>> Begin ROWS
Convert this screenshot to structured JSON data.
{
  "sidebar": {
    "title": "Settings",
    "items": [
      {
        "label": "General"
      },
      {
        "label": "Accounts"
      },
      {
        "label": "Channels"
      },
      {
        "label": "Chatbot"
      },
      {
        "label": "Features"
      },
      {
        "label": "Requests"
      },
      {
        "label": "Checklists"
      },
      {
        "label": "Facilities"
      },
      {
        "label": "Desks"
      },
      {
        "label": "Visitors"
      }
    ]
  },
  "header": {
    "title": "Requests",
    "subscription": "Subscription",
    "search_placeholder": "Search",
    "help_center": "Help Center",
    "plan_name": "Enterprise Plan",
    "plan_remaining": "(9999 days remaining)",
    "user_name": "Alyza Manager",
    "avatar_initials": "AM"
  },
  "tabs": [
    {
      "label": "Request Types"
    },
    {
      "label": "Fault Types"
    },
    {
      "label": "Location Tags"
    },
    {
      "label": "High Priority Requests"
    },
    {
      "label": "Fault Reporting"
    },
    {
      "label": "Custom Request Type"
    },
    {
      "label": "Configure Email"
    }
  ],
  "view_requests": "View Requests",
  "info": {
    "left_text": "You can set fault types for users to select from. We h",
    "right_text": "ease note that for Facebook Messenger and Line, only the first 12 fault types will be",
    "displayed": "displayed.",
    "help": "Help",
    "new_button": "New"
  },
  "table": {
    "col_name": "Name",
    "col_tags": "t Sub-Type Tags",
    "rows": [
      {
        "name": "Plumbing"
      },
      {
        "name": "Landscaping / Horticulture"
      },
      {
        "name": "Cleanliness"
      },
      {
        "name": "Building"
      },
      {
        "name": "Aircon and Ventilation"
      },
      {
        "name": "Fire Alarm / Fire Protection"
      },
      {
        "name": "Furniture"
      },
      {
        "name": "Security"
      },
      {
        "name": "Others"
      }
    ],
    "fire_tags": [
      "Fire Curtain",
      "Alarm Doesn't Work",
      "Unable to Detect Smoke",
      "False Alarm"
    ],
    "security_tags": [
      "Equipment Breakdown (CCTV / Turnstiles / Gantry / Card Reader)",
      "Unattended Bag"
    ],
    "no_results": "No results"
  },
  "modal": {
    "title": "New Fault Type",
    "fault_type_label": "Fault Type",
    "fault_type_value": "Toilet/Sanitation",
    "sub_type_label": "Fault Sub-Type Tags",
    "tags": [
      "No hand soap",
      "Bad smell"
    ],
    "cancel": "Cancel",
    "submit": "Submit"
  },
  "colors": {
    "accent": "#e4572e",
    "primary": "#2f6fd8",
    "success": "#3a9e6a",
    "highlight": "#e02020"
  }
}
>> End ROWS
** REQUEST **
Send back each record exactly as it stands.

** RESULT OF THE TASK **
Convert this screenshot to structured JSON data.
{
  "sidebar": {
    "title": "Settings",
    "items": [
      {
        "label": "General"
      },
      {
        "label": "Accounts"
      },
      {
        "label": "Channels"
      },
      {
        "label": "Chatbot"
      },
      {
        "label": "Features"
      },
      {
        "label": "Requests"
      },
      {
        "label": "Checklists"
      },
      {
        "label": "Facilities"
      },
      {
        "label": "Desks"
      },
      {
        "label": "Visitors"
      }
    ]
  },
  "header": {
    "title": "Requests",
    "subscription": "Subscription",
    "search_placeholder": "Search",
    "help_center": "Help Center",
    "plan_name": "Enterprise Plan",
    "plan_remaining": "(9999 days remaining)",
    "user_name": "Alyza Manager",
    "avatar_initials": "AM"
  },
  "tabs": [
    {
      "label": "Request Types"
    },
    {
      "label": "Fault Types"
    },
    {
      "label": "Location Tags"
    },
    {
      "label": "High Priority Requests"
    },
    {
      "label": "Fault Reporting"
    },
    {
      "label": "Custom Request Type"
    },
    {
      "label": "Configure Email"
    }
  ],
  "view_requests": "View Requests",
  "info": {
    "left_text": "You can set fault types for users to select from. We h",
    "right_text": "ease note that for Facebook Messenger and Line, only the first 12 fault types will be",
    "displayed": "displayed.",
    "help": "Help",
    "new_button": "New"
  },
  "table": {
    "col_name": "Name",
    "col_tags": "t Sub-Type Tags",
    "rows": [
      {
        "name": "Plumbing"
      },
      {
        "name": "Landscaping / Horticulture"
      },
      {
        "name": "Cleanliness"
      },
      {
        "name": "Building"
      },
      {
        "name": "Aircon and Ventilation"
      },
      {
        "name": "Fire Alarm / Fire Protection"
      },
      {
        "name": "Furniture"
      },
      {
        "name": "Security"
      },
      {
        "name": "Others"
      }
    ],
    "fire_tags": [
      "Fire Curtain",
      "Alarm Doesn't Work",
      "Unable to Detect Smoke",
      "False Alarm"
    ],
    "security_tags": [
      "Equipment Breakdown (CCTV / Turnstiles / Gantry / Card Reader)",
      "Unattended Bag"
    ],
    "no_results": "No results"
  },
  "modal": {
    "title": "New Fault Type",
    "fault_type_label": "Fault Type",
    "fault_type_value": "Toilet/Sanitation",
    "sub_type_label": "Fault Sub-Type Tags",
    "tags": [
      "No hand soap",
      "Bad smell"
    ],
    "cancel": "Cancel",
    "submit": "Submit"
  },
  "colors": {
    "accent": "#e4572e",
    "primary": "#2f6fd8",
    "success": "#3a9e6a",
    "highlight": "#e02020"
  }
}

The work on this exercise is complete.